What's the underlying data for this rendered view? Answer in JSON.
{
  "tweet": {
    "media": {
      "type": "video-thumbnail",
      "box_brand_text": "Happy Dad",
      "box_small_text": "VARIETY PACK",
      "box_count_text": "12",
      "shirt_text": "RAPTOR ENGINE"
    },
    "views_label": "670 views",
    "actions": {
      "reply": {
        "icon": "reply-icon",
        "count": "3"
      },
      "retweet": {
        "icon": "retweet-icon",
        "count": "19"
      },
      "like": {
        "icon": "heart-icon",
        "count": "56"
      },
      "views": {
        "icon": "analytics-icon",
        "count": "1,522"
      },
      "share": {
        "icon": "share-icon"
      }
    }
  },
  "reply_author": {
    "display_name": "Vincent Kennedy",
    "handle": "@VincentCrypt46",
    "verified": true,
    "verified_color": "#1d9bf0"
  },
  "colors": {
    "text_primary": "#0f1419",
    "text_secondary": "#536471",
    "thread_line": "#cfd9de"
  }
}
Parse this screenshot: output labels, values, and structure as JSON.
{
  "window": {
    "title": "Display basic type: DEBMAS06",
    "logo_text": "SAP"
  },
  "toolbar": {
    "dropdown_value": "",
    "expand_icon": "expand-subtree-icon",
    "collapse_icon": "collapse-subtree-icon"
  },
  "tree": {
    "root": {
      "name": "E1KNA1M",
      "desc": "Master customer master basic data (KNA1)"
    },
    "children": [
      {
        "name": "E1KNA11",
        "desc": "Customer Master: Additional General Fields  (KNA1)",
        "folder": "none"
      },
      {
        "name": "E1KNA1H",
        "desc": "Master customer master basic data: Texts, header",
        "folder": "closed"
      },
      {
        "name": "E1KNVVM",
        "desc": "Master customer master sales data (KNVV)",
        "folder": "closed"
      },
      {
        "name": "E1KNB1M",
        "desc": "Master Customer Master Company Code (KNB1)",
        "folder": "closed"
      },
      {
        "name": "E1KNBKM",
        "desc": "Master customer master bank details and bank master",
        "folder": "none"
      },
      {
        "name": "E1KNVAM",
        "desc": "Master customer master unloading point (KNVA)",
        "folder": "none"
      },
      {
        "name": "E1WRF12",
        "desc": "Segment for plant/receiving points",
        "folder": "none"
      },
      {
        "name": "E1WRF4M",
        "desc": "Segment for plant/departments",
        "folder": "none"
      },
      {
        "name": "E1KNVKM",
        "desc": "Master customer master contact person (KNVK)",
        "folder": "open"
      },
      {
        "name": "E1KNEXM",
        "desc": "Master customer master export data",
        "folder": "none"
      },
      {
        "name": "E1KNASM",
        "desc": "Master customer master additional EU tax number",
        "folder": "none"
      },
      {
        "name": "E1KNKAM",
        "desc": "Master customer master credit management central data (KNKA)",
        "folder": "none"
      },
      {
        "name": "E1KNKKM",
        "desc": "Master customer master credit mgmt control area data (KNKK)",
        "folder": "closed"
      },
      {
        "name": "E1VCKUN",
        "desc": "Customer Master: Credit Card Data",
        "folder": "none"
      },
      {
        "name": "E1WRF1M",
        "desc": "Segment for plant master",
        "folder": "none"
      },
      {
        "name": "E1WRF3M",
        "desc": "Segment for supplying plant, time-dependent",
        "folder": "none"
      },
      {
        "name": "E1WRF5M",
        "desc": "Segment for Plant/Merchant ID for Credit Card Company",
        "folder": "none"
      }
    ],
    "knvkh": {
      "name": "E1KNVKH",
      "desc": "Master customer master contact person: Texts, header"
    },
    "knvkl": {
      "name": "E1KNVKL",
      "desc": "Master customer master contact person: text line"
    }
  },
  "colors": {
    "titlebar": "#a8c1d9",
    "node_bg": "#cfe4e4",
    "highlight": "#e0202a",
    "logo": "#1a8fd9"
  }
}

Task directions ▸ Produce an exact copy of every entry above.

Task output ▸
What's the underlying data for this rendered view? Answer in JSON.
{
  "tweet": {
    "media": {
      "type": "video-thumbnail",
      "box_brand_text": "Happy Dad",
      "box_small_text": "VARIETY PACK",
      "box_count_text": "12",
      "shirt_text": "RAPTOR ENGINE"
    },
    "views_label": "670 views",
    "actions": {
      "reply": {
        "icon": "reply-icon",
        "count": "3"
      },
      "retweet": {
        "icon": "retweet-icon",
        "count": "19"
      },
      "like": {
        "icon": "heart-icon",
        "count": "56"
      },
      "views": {
        "icon": "analytics-icon",
        "count": "1,522"
      },
      "share": {
        "icon": "share-icon"
      }
    }
  },
  "reply_author": {
    "display_name": "Vincent Kennedy",
    "handle": "@VincentCrypt46",
    "verified": true,
    "verified_color": "#1d9bf0"
  },
  "colors": {
    "text_primary": "#0f1419",
    "text_secondary": "#536471",
    "thread_line": "#cfd9de"
  }
}
Parse this screenshot: output labels, values, and structure as JSON.
{
  "window": {
    "title": "Display basic type: DEBMAS06",
    "logo_text": "SAP"
  },
  "toolbar": {
    "dropdown_value": "",
    "expand_icon": "expand-subtree-icon",
    "collapse_icon": "collapse-subtree-icon"
  },
  "tree": {
    "root": {
      "name": "E1KNA1M",
      "desc": "Master customer master basic data (KNA1)"
    },
    "children": [
      {
        "name": "E1KNA11",
        "desc": "Customer Master: Additional General Fields  (KNA1)",
        "folder": "none"
      },
      {
        "name": "E1KNA1H",
        "desc": "Master customer master basic data: Texts, header",
        "folder": "closed"
      },
      {
        "name": "E1KNVVM",
        "desc": "Master customer master sales data (KNVV)",
        "folder": "closed"
      },
      {
        "name": "E1KNB1M",
        "desc": "Master Customer Master Company Code (KNB1)",
        "folder": "closed"
      },
      {
        "name": "E1KNBKM",
        "desc": "Master customer master bank details and bank master",
        "folder": "none"
      },
      {
        "name": "E1KNVAM",
        "desc": "Master customer master unloading point (KNVA)",
        "folder": "none"
      },
      {
        "name": "E1WRF12",
        "desc": "Segment for plant/receiving points",
        "folder": "none"
      },
      {
        "name": "E1WRF4M",
        "desc": "Segment for plant/departments",
        "folder": "none"
      },
      {
        "name": "E1KNVKM",
        "desc": "Master customer master contact person (KNVK)",
        "folder": "open"
      },
      {
        "name": "E1KNEXM",
        "desc": "Master customer master export data",
        "folder": "none"
      },
      {
        "name": "E1KNASM",
        "desc": "Master customer master additional EU tax number",
        "folder": "none"
      },
      {
        "name": "E1KNKAM",
        "desc": "Master customer master credit management central data (KNKA)",
        "folder": "none"
      },
      {
        "name": "E1KNKKM",
        "desc": "Master customer master credit mgmt control area data (KNKK)",
        "folder": "closed"
      },
      {
        "name": "E1VCKUN",
        "desc": "Customer Master: Credit Card Data",
        "folder": "none"
      },
      {
        "name": "E1WRF1M",
        "desc": "Segment for plant master",
        "folder": "none"
      },
      {
        "name": "E1WRF3M",
        "desc": "Segment for supplying plant, time-dependent",
        "folder": "none"
      },
      {
        "name": "E1WRF5M",
        "desc": "Segment for Plant/Merchant ID for Credit Card Company",
        "folder": "none"
      }
    ],
    "knvkh": {
      "name": "E1KNVKH",
      "desc": "Master customer master contact person: Texts, header"
    },
    "knvkl": {
      "name": "E1KNVKL",
      "desc": "Master customer master contact person: text line"
    }
  },
  "colors": {
    "titlebar": "#a8c1d9",
    "node_bg": "#cfe4e4",
    "highlight": "#e0202a",
    "logo": "#1a8fd9"
  }
}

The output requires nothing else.